• WHAT IS BEING ASKED
Gather the lines that hold the string "expenses".
▼
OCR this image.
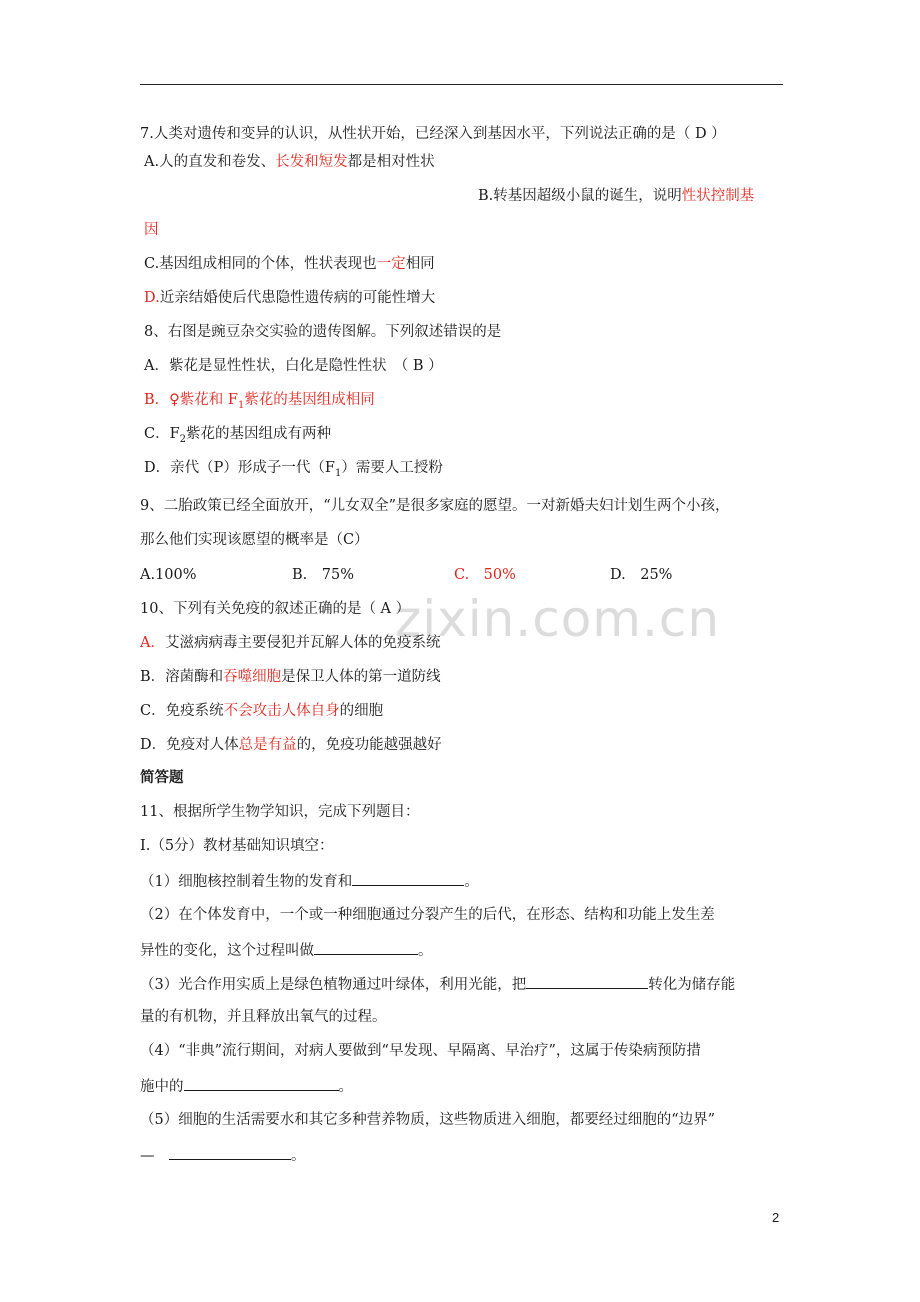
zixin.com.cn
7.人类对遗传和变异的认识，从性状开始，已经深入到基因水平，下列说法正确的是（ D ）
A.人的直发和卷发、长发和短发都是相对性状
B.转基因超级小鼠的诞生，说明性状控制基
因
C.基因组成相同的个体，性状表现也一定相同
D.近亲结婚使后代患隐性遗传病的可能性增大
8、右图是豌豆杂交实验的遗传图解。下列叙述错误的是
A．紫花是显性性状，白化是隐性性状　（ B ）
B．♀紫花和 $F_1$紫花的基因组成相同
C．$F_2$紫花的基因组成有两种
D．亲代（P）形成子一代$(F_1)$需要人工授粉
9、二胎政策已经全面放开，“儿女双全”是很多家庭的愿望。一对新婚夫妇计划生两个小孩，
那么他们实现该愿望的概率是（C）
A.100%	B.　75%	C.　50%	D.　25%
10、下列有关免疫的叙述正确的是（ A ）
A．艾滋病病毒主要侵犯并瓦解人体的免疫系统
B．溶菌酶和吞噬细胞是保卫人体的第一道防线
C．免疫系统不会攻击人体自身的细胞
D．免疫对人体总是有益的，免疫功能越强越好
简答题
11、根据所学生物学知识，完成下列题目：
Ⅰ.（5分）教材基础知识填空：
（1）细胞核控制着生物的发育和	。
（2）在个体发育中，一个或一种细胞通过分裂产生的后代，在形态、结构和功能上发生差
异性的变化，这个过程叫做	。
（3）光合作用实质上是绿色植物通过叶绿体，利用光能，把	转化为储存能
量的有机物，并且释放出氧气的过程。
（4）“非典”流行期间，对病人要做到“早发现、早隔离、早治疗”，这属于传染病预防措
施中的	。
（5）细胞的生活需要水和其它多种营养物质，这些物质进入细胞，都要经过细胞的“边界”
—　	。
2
▲
▼
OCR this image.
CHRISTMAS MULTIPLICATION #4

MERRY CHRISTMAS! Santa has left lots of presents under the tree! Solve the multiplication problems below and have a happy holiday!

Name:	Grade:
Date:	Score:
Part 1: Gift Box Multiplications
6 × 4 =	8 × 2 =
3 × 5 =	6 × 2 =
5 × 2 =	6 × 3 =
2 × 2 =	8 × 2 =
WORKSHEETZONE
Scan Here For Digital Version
▲
▼
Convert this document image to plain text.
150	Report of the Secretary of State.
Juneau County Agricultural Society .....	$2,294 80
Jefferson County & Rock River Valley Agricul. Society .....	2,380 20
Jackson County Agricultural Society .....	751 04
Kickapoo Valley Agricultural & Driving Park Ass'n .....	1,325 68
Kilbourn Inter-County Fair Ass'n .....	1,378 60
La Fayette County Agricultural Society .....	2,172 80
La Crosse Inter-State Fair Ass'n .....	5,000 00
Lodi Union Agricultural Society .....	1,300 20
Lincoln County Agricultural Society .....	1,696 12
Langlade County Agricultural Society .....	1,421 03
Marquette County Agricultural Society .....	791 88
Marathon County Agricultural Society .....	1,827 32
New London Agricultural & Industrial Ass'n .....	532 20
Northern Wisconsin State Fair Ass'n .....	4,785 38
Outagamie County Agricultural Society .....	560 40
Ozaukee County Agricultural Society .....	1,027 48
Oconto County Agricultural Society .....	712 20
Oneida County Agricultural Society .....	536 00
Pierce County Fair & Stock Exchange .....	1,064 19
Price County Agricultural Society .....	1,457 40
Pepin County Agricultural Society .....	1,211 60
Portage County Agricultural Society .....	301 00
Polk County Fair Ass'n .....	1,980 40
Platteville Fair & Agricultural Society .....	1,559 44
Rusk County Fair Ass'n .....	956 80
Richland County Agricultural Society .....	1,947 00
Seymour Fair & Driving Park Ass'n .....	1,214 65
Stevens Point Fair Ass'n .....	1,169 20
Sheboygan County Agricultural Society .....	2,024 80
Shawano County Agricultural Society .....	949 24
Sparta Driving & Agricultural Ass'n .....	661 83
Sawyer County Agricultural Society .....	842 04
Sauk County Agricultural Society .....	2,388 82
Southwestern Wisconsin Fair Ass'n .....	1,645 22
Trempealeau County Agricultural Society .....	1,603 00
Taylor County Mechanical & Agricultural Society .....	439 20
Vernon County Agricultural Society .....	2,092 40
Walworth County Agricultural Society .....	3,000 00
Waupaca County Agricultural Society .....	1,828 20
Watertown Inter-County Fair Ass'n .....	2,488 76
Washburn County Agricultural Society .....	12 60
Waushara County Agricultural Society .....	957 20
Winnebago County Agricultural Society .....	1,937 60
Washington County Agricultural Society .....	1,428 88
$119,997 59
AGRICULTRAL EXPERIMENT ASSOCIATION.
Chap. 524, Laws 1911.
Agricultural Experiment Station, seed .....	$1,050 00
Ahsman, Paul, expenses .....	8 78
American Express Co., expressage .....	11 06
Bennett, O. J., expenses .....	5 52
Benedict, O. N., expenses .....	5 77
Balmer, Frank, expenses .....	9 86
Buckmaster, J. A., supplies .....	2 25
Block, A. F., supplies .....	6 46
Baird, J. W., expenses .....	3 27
▲
• FINISHED TASK
Ahsman, Paul, expenses .....	8 78
Bennett, O. J., expenses .....	5 52
Benedict, O. N., expenses .....	5 77
Balmer, Frank, expenses .....	9 86
Baird, J. W., expenses .....	3 27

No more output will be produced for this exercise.